▶ [YOUR GOAL]
In full and without deviation, write out the entries that follow.
============================================================
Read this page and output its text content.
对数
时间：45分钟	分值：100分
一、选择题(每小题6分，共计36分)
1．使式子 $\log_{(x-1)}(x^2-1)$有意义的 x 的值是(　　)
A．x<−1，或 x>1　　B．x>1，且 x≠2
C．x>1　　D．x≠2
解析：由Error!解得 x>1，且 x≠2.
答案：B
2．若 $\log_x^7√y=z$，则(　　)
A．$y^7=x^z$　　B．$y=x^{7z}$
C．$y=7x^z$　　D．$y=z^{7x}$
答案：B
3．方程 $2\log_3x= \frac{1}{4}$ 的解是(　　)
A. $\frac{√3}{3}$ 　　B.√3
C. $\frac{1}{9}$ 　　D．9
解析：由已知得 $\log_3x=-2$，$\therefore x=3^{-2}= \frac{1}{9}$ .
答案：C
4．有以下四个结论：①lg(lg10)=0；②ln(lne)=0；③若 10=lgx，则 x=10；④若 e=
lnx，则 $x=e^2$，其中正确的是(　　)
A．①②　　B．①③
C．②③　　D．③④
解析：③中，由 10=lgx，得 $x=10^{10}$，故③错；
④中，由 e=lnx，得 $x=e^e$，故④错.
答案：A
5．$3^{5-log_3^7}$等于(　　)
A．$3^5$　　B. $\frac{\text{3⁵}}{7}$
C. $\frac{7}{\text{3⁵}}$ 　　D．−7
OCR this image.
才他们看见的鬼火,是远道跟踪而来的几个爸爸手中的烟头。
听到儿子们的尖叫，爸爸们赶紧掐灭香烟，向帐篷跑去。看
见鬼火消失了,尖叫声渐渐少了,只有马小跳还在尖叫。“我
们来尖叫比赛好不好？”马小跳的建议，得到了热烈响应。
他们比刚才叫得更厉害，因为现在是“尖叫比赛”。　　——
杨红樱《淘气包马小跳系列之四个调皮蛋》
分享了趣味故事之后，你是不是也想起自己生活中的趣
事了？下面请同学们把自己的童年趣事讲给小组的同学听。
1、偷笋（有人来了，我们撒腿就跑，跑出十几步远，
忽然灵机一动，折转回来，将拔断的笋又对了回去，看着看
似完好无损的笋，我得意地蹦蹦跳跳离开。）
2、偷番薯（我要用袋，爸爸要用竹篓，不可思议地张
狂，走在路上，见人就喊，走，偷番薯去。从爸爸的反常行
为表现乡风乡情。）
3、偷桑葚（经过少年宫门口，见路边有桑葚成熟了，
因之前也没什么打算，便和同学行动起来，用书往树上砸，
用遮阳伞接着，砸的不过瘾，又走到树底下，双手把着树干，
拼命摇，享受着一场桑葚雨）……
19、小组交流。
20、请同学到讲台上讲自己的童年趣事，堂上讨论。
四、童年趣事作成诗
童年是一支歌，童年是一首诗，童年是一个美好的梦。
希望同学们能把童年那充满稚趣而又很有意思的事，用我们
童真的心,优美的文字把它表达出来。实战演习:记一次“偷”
============================================================
▶ [OUTPUT BELOW]
Read this page and output its text content.
对数
时间：45分钟	分值：100分
一、选择题(每小题6分，共计36分)
1．使式子 $\log_{(x-1)}(x^2-1)$有意义的 x 的值是(　　)
A．x<−1，或 x>1　　B．x>1，且 x≠2
C．x>1　　D．x≠2
解析：由Error!解得 x>1，且 x≠2.
答案：B
2．若 $\log_x^7√y=z$，则(　　)
A．$y^7=x^z$　　B．$y=x^{7z}$
C．$y=7x^z$　　D．$y=z^{7x}$
答案：B
3．方程 $2\log_3x= \frac{1}{4}$ 的解是(　　)
A. $\frac{√3}{3}$ 　　B.√3
C. $\frac{1}{9}$ 　　D．9
解析：由已知得 $\log_3x=-2$，$\therefore x=3^{-2}= \frac{1}{9}$ .
答案：C
4．有以下四个结论：①lg(lg10)=0；②ln(lne)=0；③若 10=lgx，则 x=10；④若 e=
lnx，则 $x=e^2$，其中正确的是(　　)
A．①②　　B．①③
C．②③　　D．③④
解析：③中，由 10=lgx，得 $x=10^{10}$，故③错；
④中，由 e=lnx，得 $x=e^e$，故④错.
答案：A
5．$3^{5-log_3^7}$等于(　　)
A．$3^5$　　B. $\frac{\text{3⁵}}{7}$
C. $\frac{7}{\text{3⁵}}$ 　　D．−7
OCR this image.
才他们看见的鬼火,是远道跟踪而来的几个爸爸手中的烟头。
听到儿子们的尖叫，爸爸们赶紧掐灭香烟，向帐篷跑去。看
见鬼火消失了,尖叫声渐渐少了,只有马小跳还在尖叫。“我
们来尖叫比赛好不好？”马小跳的建议，得到了热烈响应。
他们比刚才叫得更厉害，因为现在是“尖叫比赛”。　　——
杨红樱《淘气包马小跳系列之四个调皮蛋》
分享了趣味故事之后，你是不是也想起自己生活中的趣
事了？下面请同学们把自己的童年趣事讲给小组的同学听。
1、偷笋（有人来了，我们撒腿就跑，跑出十几步远，
忽然灵机一动，折转回来，将拔断的笋又对了回去，看着看
似完好无损的笋，我得意地蹦蹦跳跳离开。）
2、偷番薯（我要用袋，爸爸要用竹篓，不可思议地张
狂，走在路上，见人就喊，走，偷番薯去。从爸爸的反常行
为表现乡风乡情。）
3、偷桑葚（经过少年宫门口，见路边有桑葚成熟了，
因之前也没什么打算，便和同学行动起来，用书往树上砸，
用遮阳伞接着，砸的不过瘾，又走到树底下，双手把着树干，
拼命摇，享受着一场桑葚雨）……
19、小组交流。
20、请同学到讲台上讲自己的童年趣事，堂上讨论。
四、童年趣事作成诗
童年是一支歌，童年是一首诗，童年是一个美好的梦。
希望同学们能把童年那充满稚趣而又很有意思的事，用我们
童真的心,优美的文字把它表达出来。实战演习:记一次“偷”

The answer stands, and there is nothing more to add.